> **Extract provided**
[Start of section]
Nail Presentation Assumptions Treatment Options
A Simple Algorithm for the Treatment of Dermatophyte Toenail Onychomycosis - image
Table 1: Simple treatment algorithm for dermatophyte toenail onychomycosis
Onycholysis = separation of the nail plate from the nail bed Matrix = the base or root of the nail, from which the nail grows

Variables to Consider in Treatment Decisions

Nail Disease Variables

  • Number of nails affected
  • Percentage of affected nail plate area
  • Is it DLSO, or another presentation?4-6
  • Infection confirmed as dermatophyte?
    (i.e., Trichophyton sp., Microsporum sp., or Epidermophyton sp.)
  • Thickness of nails
  • Matrix (proximal nail fold) area involved in infection?
  • Lateral streaks or central spikes (dermatophytoma) present?

Patient Variables

  • Presence of peripheral vascular disease
  • Diabetes
  • Age of patient
  • Obesity
  • Other co-morbid conditions, e.g., liver disease
  • Oral drugs patient is using
  • Compliance
  • Drug insurance status
  • Patient preference

Physician Variables

  • Physician preference and experience

Other Treatment Considerations

Efficacy of Therapy

  • Efficacy should consist of both mycological eradication and outgrowth of the infected nail.
  • Mycological cure is suggested by negative microscopy exam and negative culture in successive samples.
  • For clinical success, the infected toenail must be grown out and replaced by a healthy nail (average time: 9-16 months); success of treatment is typically assessed around month 12; for some patients, trauma or medical conditions may prevent the nail from returning to a ‘normal’ appearance, and thus, success will only be a nail appearance as normal as possible for the individual patient condition.
  • ‘Booster’ therapy may be provided to the patient: extra courses of oral therapy may be given following completion of the standard oral regimen (4 wks terbinafine; 1 pulse itraconazole).7

Special Patient Populations

  • Elderly: slower nail growth, reduced immune response.8
  • Diabetics/peripheral vascular disease: higher rates of onychomycosis, requires adequate antifungal therapy to prevent spread of infection, concomitant foot trauma, ulceration, amputation.9 Use caution when performing debridement, sampling, to avoid injury to skin.
  • Children: no treatments have been specifically approved for use in children.
  • Fingernail infections: fingernails grow at a faster rate than toenails and typically show higher cure rates.

Non-DLSO Presentations

  • Superficial white onychomycosis infections may be treated adequately using topical therapy and debridement of infected areas with a curette or scalpel.
  • Proximal subungual onychomycosis, due to the deep-seated nature of infection, is most adequately treated with oral therapy; may be associated with immunocompromised status.
[End of section]
> **Listed records**
[Start of section]
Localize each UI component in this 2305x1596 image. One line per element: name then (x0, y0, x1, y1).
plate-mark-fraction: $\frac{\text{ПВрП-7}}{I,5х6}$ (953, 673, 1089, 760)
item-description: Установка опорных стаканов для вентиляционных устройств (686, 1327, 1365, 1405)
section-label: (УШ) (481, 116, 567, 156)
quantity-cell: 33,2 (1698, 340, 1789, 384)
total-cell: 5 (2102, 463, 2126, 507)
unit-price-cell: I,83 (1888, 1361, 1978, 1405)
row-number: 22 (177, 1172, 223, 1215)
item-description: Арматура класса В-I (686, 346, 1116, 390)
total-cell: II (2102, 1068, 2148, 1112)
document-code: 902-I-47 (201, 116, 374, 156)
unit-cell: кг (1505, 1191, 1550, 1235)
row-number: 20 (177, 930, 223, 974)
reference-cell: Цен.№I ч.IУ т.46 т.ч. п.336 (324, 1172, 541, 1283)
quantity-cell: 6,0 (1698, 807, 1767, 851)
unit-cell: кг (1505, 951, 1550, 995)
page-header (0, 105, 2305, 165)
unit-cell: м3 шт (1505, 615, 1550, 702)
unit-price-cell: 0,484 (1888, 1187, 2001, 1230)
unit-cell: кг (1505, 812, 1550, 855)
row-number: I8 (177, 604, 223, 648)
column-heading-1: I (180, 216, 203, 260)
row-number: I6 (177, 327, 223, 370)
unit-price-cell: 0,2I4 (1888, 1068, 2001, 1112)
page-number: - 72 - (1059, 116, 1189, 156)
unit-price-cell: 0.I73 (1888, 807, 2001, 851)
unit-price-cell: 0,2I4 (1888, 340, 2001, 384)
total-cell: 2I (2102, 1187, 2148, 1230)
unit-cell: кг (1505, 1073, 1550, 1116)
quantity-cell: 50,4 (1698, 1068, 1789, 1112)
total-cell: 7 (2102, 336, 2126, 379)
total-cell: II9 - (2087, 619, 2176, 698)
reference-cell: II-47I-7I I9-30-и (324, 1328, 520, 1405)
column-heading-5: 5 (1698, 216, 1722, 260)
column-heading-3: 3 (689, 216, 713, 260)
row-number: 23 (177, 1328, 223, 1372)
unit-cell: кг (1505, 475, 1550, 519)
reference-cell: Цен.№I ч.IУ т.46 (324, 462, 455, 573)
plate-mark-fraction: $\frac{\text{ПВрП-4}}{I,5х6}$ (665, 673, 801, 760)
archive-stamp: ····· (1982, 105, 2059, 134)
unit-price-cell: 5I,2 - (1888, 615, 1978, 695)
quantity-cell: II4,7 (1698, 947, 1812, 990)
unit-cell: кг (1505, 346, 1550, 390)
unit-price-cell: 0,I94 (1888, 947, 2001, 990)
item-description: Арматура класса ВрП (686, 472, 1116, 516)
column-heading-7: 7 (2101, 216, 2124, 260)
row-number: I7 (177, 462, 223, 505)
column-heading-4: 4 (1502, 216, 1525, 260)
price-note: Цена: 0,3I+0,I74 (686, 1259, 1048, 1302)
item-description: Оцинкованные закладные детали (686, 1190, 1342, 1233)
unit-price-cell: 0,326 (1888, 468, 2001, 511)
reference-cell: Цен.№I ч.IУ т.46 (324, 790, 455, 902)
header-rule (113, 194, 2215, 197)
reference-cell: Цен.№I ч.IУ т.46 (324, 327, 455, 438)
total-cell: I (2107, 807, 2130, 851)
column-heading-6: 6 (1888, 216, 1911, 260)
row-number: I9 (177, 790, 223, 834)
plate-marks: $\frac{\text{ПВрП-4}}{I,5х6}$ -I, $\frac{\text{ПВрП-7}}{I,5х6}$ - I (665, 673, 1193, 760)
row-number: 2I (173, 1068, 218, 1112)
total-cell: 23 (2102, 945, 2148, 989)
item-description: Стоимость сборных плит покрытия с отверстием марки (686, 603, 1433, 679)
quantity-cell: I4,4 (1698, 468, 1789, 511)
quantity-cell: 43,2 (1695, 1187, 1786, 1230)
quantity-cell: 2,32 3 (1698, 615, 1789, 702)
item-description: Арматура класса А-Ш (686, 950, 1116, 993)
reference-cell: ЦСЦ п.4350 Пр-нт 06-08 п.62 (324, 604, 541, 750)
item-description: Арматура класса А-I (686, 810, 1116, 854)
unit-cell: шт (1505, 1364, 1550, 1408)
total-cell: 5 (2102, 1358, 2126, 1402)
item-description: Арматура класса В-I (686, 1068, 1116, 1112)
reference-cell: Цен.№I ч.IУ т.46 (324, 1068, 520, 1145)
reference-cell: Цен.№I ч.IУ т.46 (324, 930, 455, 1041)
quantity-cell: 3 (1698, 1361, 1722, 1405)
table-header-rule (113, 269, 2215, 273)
[End of section]
> **Actions to take**
• a. Quote the onychomycosis treatment guide starting with "Nail Disease Variables" and going on through "spikes (dermatophytoma) present?".
• b. According to the onychomycosis treatment guide, what is the average time for an infected toenail to grow out and be replaced by a healthy nail?
The records come from a separate source.

> **Solution set**
• a.
Nail Disease Variables

  • Number of nails affected
  • Percentage of affected nail plate area
  • Is it DLSO, or another presentation?4-6
  • Infection confirmed as dermatophyte?
    (i.e., Trichophyton sp., Microsporum sp., or Epidermophyton sp.)
  • Thickness of nails
  • Matrix (proximal nail fold) area involved in infection?
  • Lateral streaks or central spikes (dermatophytoma) present?

• b. 9-16 months.